• [EXERCISE INSTRUCTIONS]: Return the records word for word. Any pictures in them are not part of the copy.

• [GIVEN RECORDS]:

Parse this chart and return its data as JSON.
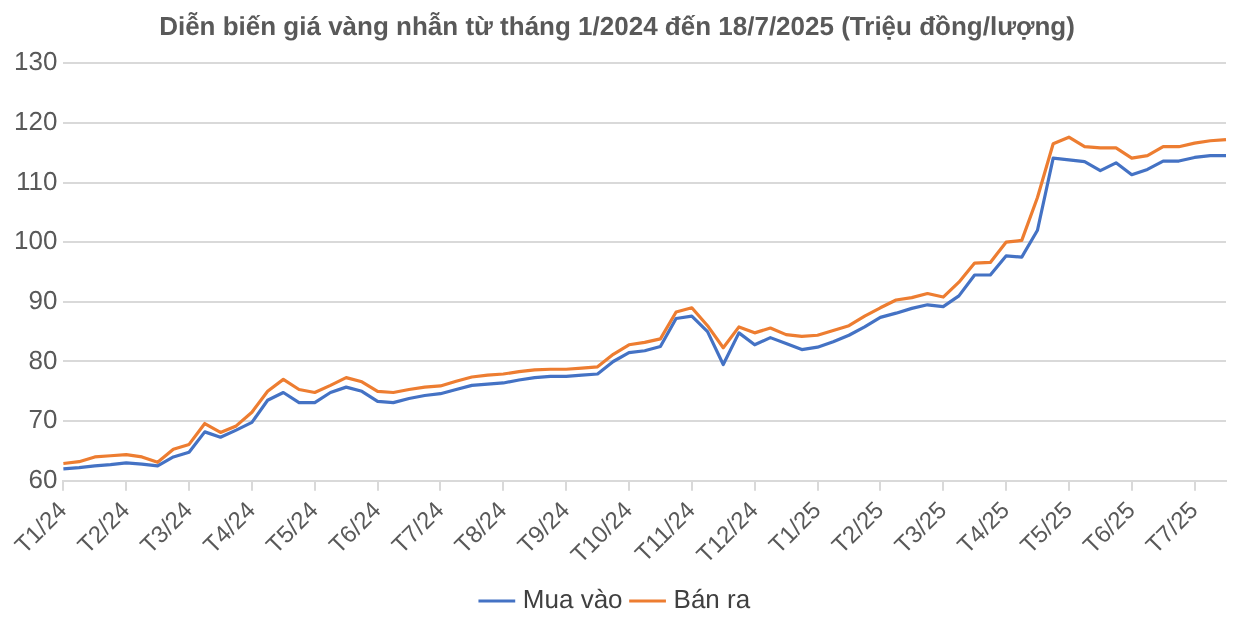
{
  "chart_data": {
    "type": "line",
    "title": "Diễn biến giá vàng nhẫn từ tháng 1/2024 đến 18/7/2025 (Triệu đồng/lượng)",
    "categories": [
      "T1/24",
      null,
      null,
      null,
      "T2/24",
      null,
      null,
      null,
      "T3/24",
      null,
      null,
      null,
      "T4/24",
      null,
      null,
      null,
      "T5/24",
      null,
      null,
      null,
      "T6/24",
      null,
      null,
      null,
      "T7/24",
      null,
      null,
      null,
      "T8/24",
      null,
      null,
      null,
      "T9/24",
      null,
      null,
      null,
      "T10/24",
      null,
      null,
      null,
      "T11/24",
      null,
      null,
      null,
      "T12/24",
      null,
      null,
      null,
      "T1/25",
      null,
      null,
      null,
      "T2/25",
      null,
      null,
      null,
      "T3/25",
      null,
      null,
      null,
      "T4/25",
      null,
      null,
      null,
      "T5/25",
      null,
      null,
      null,
      "T6/25",
      null,
      null,
      null,
      "T7/25",
      null,
      null
    ],
    "series": [
      {
        "name": "Mua vào",
        "color": "#4472c4",
        "values": [
          62.0,
          62.2,
          62.5,
          62.7,
          63.0,
          62.8,
          62.5,
          64.0,
          64.8,
          68.2,
          67.3,
          68.5,
          69.8,
          73.5,
          74.8,
          73.1,
          73.1,
          74.8,
          75.7,
          75.0,
          73.3,
          73.1,
          73.8,
          74.3,
          74.6,
          75.3,
          76.0,
          76.2,
          76.4,
          76.9,
          77.3,
          77.5,
          77.5,
          77.7,
          77.9,
          80.0,
          81.5,
          81.8,
          82.5,
          87.2,
          87.6,
          85.0,
          79.5,
          84.8,
          82.8,
          84.0,
          83.0,
          82.0,
          82.4,
          83.3,
          84.4,
          85.8,
          87.4,
          88.1,
          88.9,
          89.5,
          89.2,
          91.0,
          94.5,
          94.5,
          97.7,
          97.5,
          102.0,
          114.1,
          113.8,
          113.5,
          112.0,
          113.3,
          111.3,
          112.2,
          113.6,
          113.6,
          114.2,
          114.5,
          114.5
        ]
      },
      {
        "name": "Bán ra",
        "color": "#ed7d31",
        "values": [
          62.9,
          63.2,
          64.0,
          64.2,
          64.4,
          64.0,
          63.1,
          65.3,
          66.1,
          69.6,
          68.1,
          69.2,
          71.5,
          75.0,
          77.0,
          75.3,
          74.8,
          76.0,
          77.3,
          76.6,
          75.0,
          74.8,
          75.3,
          75.7,
          75.9,
          76.7,
          77.4,
          77.7,
          77.9,
          78.3,
          78.6,
          78.7,
          78.7,
          78.9,
          79.1,
          81.2,
          82.8,
          83.2,
          83.8,
          88.3,
          89.0,
          86.0,
          82.3,
          85.8,
          84.8,
          85.6,
          84.5,
          84.2,
          84.4,
          85.2,
          86.0,
          87.6,
          89.0,
          90.3,
          90.7,
          91.4,
          90.8,
          93.3,
          96.5,
          96.6,
          100.0,
          100.3,
          107.5,
          116.5,
          117.6,
          116.0,
          115.8,
          115.8,
          114.1,
          114.5,
          116.0,
          116.0,
          116.6,
          117.0,
          117.2
        ]
      }
    ],
    "ylim": [
      60,
      130
    ],
    "yticks": [
      60,
      70,
      80,
      90,
      100,
      110,
      120,
      130
    ],
    "grid": "y",
    "legend": "bottom"
  }
}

• [RIGHT ANSWER]:
Parse this chart and return its data as JSON.
{
  "chart_data": {
    "type": "line",
    "title": "Diễn biến giá vàng nhẫn từ tháng 1/2024 đến 18/7/2025 (Triệu đồng/lượng)",
    "categories": [
      "T1/24",
      null,
      null,
      null,
      "T2/24",
      null,
      null,
      null,
      "T3/24",
      null,
      null,
      null,
      "T4/24",
      null,
      null,
      null,
      "T5/24",
      null,
      null,
      null,
      "T6/24",
      null,
      null,
      null,
      "T7/24",
      null,
      null,
      null,
      "T8/24",
      null,
      null,
      null,
      "T9/24",
      null,
      null,
      null,
      "T10/24",
      null,
      null,
      null,
      "T11/24",
      null,
      null,
      null,
      "T12/24",
      null,
      null,
      null,
      "T1/25",
      null,
      null,
      null,
      "T2/25",
      null,
      null,
      null,
      "T3/25",
      null,
      null,
      null,
      "T4/25",
      null,
      null,
      null,
      "T5/25",
      null,
      null,
      null,
      "T6/25",
      null,
      null,
      null,
      "T7/25",
      null,
      null
    ],
    "series": [
      {
        "name": "Mua vào",
        "color": "#4472c4",
        "values": [
          62.0,
          62.2,
          62.5,
          62.7,
          63.0,
          62.8,
          62.5,
          64.0,
          64.8,
          68.2,
          67.3,
          68.5,
          69.8,
          73.5,
          74.8,
          73.1,
          73.1,
          74.8,
          75.7,
          75.0,
          73.3,
          73.1,
          73.8,
          74.3,
          74.6,
          75.3,
          76.0,
          76.2,
          76.4,
          76.9,
          77.3,
          77.5,
          77.5,
          77.7,
          77.9,
          80.0,
          81.5,
          81.8,
          82.5,
          87.2,
          87.6,
          85.0,
          79.5,
          84.8,
          82.8,
          84.0,
          83.0,
          82.0,
          82.4,
          83.3,
          84.4,
          85.8,
          87.4,
          88.1,
          88.9,
          89.5,
          89.2,
          91.0,
          94.5,
          94.5,
          97.7,
          97.5,
          102.0,
          114.1,
          113.8,
          113.5,
          112.0,
          113.3,
          111.3,
          112.2,
          113.6,
          113.6,
          114.2,
          114.5,
          114.5
        ]
      },
      {
        "name": "Bán ra",
        "color": "#ed7d31",
        "values": [
          62.9,
          63.2,
          64.0,
          64.2,
          64.4,
          64.0,
          63.1,
          65.3,
          66.1,
          69.6,
          68.1,
          69.2,
          71.5,
          75.0,
          77.0,
          75.3,
          74.8,
          76.0,
          77.3,
          76.6,
          75.0,
          74.8,
          75.3,
          75.7,
          75.9,
          76.7,
          77.4,
          77.7,
          77.9,
          78.3,
          78.6,
          78.7,
          78.7,
          78.9,
          79.1,
          81.2,
          82.8,
          83.2,
          83.8,
          88.3,
          89.0,
          86.0,
          82.3,
          85.8,
          84.8,
          85.6,
          84.5,
          84.2,
          84.4,
          85.2,
          86.0,
          87.6,
          89.0,
          90.3,
          90.7,
          91.4,
          90.8,
          93.3,
          96.5,
          96.6,
          100.0,
          100.3,
          107.5,
          116.5,
          117.6,
          116.0,
          115.8,
          115.8,
          114.1,
          114.5,
          116.0,
          116.0,
          116.6,
          117.0,
          117.2
        ]
      }
    ],
    "ylim": [
      60,
      130
    ],
    "yticks": [
      60,
      70,
      80,
      90,
      100,
      110,
      120,
      130
    ],
    "grid": "y",
    "legend": "bottom"
  }
}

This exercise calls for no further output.